• [Exercise] Locate all lines with the word "JSON" and copy them out.

• [Material provided]

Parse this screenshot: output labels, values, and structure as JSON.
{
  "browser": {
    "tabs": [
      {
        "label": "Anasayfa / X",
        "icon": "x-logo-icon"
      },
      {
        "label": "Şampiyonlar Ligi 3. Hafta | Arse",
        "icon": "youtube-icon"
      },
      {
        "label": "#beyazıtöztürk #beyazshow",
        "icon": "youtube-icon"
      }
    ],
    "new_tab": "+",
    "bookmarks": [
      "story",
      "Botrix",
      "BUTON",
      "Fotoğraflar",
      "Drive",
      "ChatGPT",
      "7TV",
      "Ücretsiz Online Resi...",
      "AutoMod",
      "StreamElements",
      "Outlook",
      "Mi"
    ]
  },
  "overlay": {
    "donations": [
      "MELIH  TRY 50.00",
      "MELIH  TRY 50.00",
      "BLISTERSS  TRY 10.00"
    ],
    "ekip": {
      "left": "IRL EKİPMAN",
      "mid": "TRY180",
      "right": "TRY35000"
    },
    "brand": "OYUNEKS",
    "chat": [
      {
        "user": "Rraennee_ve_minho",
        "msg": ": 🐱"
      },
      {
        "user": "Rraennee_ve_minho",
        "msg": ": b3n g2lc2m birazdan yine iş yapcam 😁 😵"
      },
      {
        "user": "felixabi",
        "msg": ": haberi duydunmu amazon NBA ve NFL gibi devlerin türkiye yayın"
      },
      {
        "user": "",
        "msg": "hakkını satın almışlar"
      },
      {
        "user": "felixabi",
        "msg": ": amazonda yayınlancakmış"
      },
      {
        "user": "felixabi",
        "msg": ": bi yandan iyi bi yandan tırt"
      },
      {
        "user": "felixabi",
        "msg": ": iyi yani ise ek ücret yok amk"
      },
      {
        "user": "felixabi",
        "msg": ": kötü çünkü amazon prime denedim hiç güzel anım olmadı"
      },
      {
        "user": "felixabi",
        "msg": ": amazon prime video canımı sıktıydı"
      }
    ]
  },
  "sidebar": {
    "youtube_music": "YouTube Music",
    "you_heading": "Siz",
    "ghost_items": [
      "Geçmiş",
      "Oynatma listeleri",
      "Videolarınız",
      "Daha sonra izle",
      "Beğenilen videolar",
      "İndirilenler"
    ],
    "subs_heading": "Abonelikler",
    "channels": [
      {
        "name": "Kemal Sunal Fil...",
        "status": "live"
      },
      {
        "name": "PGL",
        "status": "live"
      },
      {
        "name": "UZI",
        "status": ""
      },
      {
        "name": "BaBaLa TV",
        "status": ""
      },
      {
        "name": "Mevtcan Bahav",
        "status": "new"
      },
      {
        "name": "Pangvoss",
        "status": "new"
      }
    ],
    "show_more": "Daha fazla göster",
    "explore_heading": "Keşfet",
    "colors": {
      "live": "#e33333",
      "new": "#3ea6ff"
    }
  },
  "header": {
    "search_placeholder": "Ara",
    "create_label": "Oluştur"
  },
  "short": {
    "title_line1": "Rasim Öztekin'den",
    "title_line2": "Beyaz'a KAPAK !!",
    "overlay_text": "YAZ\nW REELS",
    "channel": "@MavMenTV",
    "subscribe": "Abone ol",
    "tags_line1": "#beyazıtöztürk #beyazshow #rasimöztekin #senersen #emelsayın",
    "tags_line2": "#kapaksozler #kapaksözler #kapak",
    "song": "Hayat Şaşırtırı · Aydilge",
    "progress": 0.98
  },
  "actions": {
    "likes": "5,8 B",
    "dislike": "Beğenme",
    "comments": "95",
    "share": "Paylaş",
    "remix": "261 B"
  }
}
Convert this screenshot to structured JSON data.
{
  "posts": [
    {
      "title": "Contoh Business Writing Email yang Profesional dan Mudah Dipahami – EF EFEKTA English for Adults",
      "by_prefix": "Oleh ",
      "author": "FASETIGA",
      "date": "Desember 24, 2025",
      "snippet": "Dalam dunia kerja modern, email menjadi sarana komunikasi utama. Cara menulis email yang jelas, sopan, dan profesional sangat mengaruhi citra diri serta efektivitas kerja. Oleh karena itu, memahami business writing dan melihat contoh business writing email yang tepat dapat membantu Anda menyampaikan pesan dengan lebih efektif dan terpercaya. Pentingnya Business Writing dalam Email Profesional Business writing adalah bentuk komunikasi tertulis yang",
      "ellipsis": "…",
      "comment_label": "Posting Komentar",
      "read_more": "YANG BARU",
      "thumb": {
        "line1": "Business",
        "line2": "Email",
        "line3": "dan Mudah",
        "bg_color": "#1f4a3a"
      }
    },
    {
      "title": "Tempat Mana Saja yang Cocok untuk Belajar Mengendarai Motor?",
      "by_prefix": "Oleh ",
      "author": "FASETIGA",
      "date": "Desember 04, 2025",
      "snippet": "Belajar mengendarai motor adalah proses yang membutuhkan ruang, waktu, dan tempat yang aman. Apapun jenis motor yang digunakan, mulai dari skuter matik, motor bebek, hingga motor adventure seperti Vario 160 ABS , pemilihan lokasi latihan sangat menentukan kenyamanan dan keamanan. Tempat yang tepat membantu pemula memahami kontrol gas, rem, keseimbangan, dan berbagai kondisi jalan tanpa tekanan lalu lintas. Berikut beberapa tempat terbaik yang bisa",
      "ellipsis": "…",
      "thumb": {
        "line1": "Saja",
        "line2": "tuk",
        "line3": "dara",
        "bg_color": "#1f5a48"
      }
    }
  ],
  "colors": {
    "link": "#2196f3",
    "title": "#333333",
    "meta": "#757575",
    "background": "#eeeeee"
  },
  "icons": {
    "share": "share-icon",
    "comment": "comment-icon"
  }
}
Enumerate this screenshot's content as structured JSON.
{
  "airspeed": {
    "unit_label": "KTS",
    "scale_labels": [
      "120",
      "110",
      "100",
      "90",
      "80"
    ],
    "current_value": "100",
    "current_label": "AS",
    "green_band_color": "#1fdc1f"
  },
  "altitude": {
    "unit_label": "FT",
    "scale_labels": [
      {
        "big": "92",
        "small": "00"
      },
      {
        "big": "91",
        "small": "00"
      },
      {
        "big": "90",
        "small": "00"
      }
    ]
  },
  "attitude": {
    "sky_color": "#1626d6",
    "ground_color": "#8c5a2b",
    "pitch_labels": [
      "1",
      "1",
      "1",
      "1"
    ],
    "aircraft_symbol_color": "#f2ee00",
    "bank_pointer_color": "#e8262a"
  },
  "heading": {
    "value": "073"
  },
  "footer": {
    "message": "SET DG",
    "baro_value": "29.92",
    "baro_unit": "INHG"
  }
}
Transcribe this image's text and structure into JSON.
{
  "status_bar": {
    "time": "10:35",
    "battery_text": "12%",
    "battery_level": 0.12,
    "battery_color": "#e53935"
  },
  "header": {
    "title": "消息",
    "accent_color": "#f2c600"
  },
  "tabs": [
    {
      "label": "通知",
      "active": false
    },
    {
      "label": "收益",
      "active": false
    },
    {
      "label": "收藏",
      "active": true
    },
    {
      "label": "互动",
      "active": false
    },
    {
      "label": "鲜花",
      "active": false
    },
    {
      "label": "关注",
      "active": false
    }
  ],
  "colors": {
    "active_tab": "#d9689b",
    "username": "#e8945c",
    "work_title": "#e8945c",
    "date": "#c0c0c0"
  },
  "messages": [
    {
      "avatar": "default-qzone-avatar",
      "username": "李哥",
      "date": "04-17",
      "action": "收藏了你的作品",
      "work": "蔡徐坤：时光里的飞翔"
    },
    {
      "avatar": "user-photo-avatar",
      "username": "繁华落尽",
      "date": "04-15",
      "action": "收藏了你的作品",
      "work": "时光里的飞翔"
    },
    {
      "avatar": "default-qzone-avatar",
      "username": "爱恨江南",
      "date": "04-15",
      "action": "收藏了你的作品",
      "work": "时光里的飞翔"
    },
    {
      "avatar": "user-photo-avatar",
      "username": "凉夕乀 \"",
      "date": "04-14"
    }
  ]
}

• [Task output]
Parse this screenshot: output labels, values, and structure as JSON.
Convert this screenshot to structured JSON data.
Enumerate this screenshot's content as structured JSON.
Transcribe this image's text and structure into JSON.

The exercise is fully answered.